## PROMPT:
Rename "top-y-tick-label" to "upper-y-tick-label" in the lines that begin at the one containing "bottom-mutation-point (307, 1107, 327, 1127)" and stop after the one containing "top-y-tick-label: 8 (128, 841, 152, 890)". Give only those lines, with everything else left unchanged.

## LISTED RECORDS:
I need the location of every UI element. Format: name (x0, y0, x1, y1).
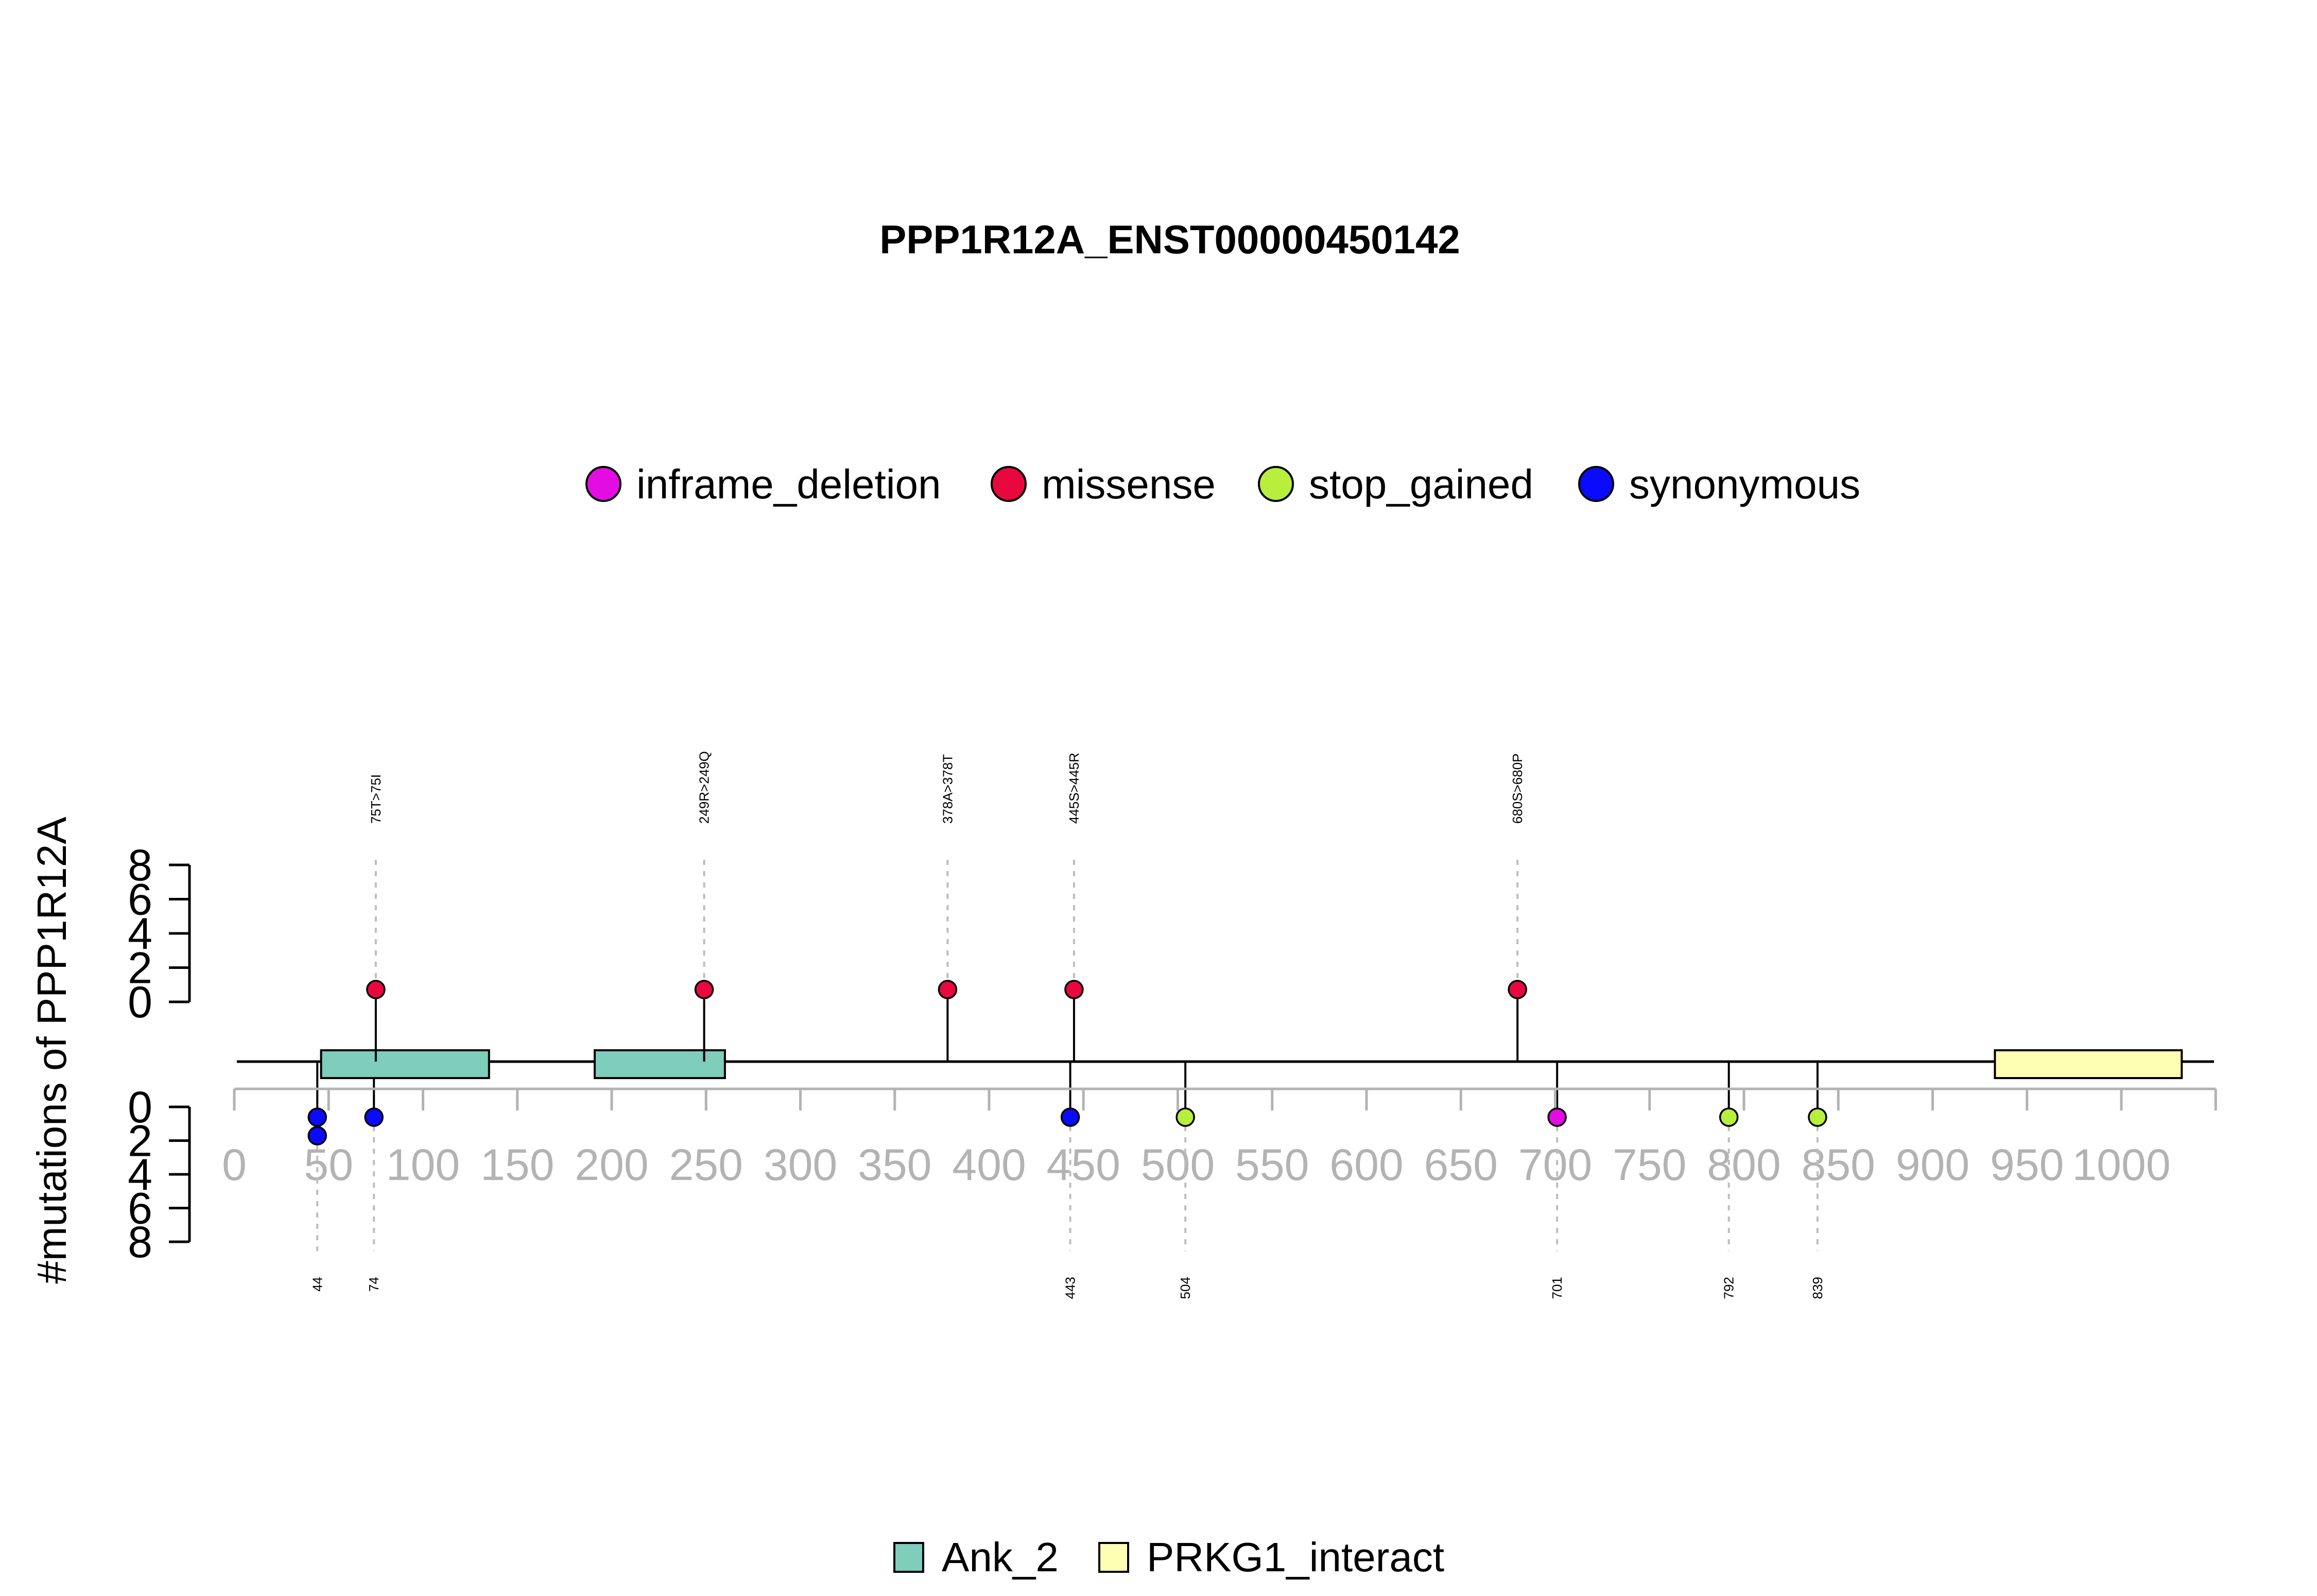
bottom-mutation-point (307, 1107, 327, 1127)
top-mutation-point (938, 980, 958, 999)
top-mutation-label: 75T>75I (368, 774, 384, 824)
top-y-tick-label: 6 (128, 875, 152, 925)
x-tick-label: 750 (1613, 1140, 1687, 1190)
bottom-mutation-label: 44 (309, 1277, 325, 1292)
top-y-tick-label: 8 (128, 841, 152, 890)
legend-missense-label: missense (1042, 461, 1216, 507)
bottom-mutation-point (307, 1126, 327, 1146)
top-mutation-label: 249R>249Q (697, 751, 712, 824)
x-tick-label: 950 (1990, 1140, 2064, 1190)
bottom-y-tick-label: 0 (128, 1083, 152, 1132)
bottom-mutation-label: 74 (366, 1277, 382, 1292)
legend-inframe-deletion-label: inframe_deletion (636, 461, 941, 507)
x-tick-label: 800 (1707, 1140, 1781, 1190)
legend-stop-gained-label: stop_gained (1309, 461, 1533, 507)
bottom-y-tick-label: 6 (128, 1184, 152, 1234)
top-mutation-point (1064, 980, 1084, 999)
top-mutation-point (366, 980, 386, 999)
plot-area: 0 50 100 150 200 250 300 350 400 450 500 550 600 650 7… (128, 751, 2217, 1299)
top-mutation-point (1508, 980, 1527, 999)
bottom-mutation-label: 443 (1063, 1277, 1078, 1299)
bottom-y-tick-label: 2 (128, 1117, 152, 1166)
x-tick-label: 500 (1141, 1140, 1215, 1190)
x-tick-label: 300 (764, 1140, 838, 1190)
legend-stop-gained-marker (1258, 466, 1294, 502)
domain-ank-2 (320, 1049, 490, 1079)
x-tick-label: 850 (1802, 1140, 1876, 1190)
legend-prkg1-interact-marker (1098, 1542, 1129, 1573)
top-y-tick-label: 4 (128, 909, 152, 959)
chart-title: PPP1R12A_ENST00000450142 (879, 217, 1460, 262)
bottom-mutation-point (1175, 1107, 1195, 1127)
bottom-y-tick-label: 4 (128, 1150, 152, 1200)
legend-synonymous-marker (1578, 466, 1614, 502)
top-mutation-point (694, 980, 714, 999)
bottom-mutation-point (1547, 1107, 1567, 1127)
x-tick-label: 350 (858, 1140, 932, 1190)
x-tick-label: 250 (669, 1140, 743, 1190)
top-mutation-label: 378A>378T (940, 754, 955, 824)
bottom-mutation-label: 839 (1810, 1277, 1825, 1299)
x-tick-label: 1000 (2072, 1140, 2170, 1190)
x-tick-label: 400 (952, 1140, 1026, 1190)
mutation-legend: inframe_deletion missense stop_gained synon… (585, 461, 1860, 507)
bottom-mutation-point (1060, 1107, 1080, 1127)
domain-legend: Ank_2 PRKG1_interact (893, 1534, 1444, 1580)
top-mutation-label: 445S>445R (1066, 753, 1082, 824)
domain-ank-2 (594, 1049, 726, 1079)
x-tick-label: 200 (575, 1140, 649, 1190)
x-tick-label: 650 (1424, 1140, 1498, 1190)
legend-ank-2-marker (893, 1542, 924, 1573)
x-tick-label: 600 (1329, 1140, 1404, 1190)
legend-synonymous-label: synonymous (1629, 461, 1860, 507)
bottom-y-tick-label: 8 (128, 1218, 152, 1267)
x-tick-label: 450 (1047, 1140, 1121, 1190)
bottom-mutation-point (1719, 1107, 1739, 1127)
top-mutation-label: 680S>680P (1510, 753, 1525, 824)
y-axis-label: #mutations of PPP1R12A (29, 817, 75, 1284)
domain-prkg1-interact (1994, 1049, 2183, 1079)
x-tick-label: 150 (480, 1140, 555, 1190)
x-tick-label: 0 (222, 1140, 247, 1190)
top-y-tick-label: 2 (128, 944, 152, 993)
top-y-tick-label: 0 (128, 978, 152, 1027)
x-tick-label: 900 (1896, 1140, 1970, 1190)
legend-inframe-deletion-marker (585, 466, 621, 502)
bottom-mutation-label: 504 (1178, 1277, 1193, 1299)
x-tick-label: 700 (1518, 1140, 1593, 1190)
legend-missense-marker (991, 466, 1027, 502)
bottom-mutation-label: 701 (1549, 1277, 1565, 1299)
legend-prkg1-interact-label: PRKG1_interact (1147, 1534, 1444, 1580)
bottom-mutation-point (1808, 1107, 1827, 1127)
x-tick-label: 550 (1235, 1140, 1309, 1190)
legend-ank-2-label: Ank_2 (942, 1534, 1059, 1580)
bottom-mutation-point (364, 1107, 384, 1127)
bottom-mutation-label: 792 (1721, 1277, 1737, 1299)
x-tick-label: 50 (304, 1140, 353, 1190)
x-tick-label: 100 (386, 1140, 460, 1190)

## RESPONSE TO THE EXERCISE:
bottom-mutation-point (307, 1107, 327, 1127)
top-mutation-point (938, 980, 958, 999)
top-mutation-label: 75T>75I (368, 774, 384, 824)
upper-y-tick-label: 6 (128, 875, 152, 925)
x-tick-label: 750 (1613, 1140, 1687, 1190)
bottom-mutation-label: 44 (309, 1277, 325, 1292)
upper-y-tick-label: 8 (128, 841, 152, 890)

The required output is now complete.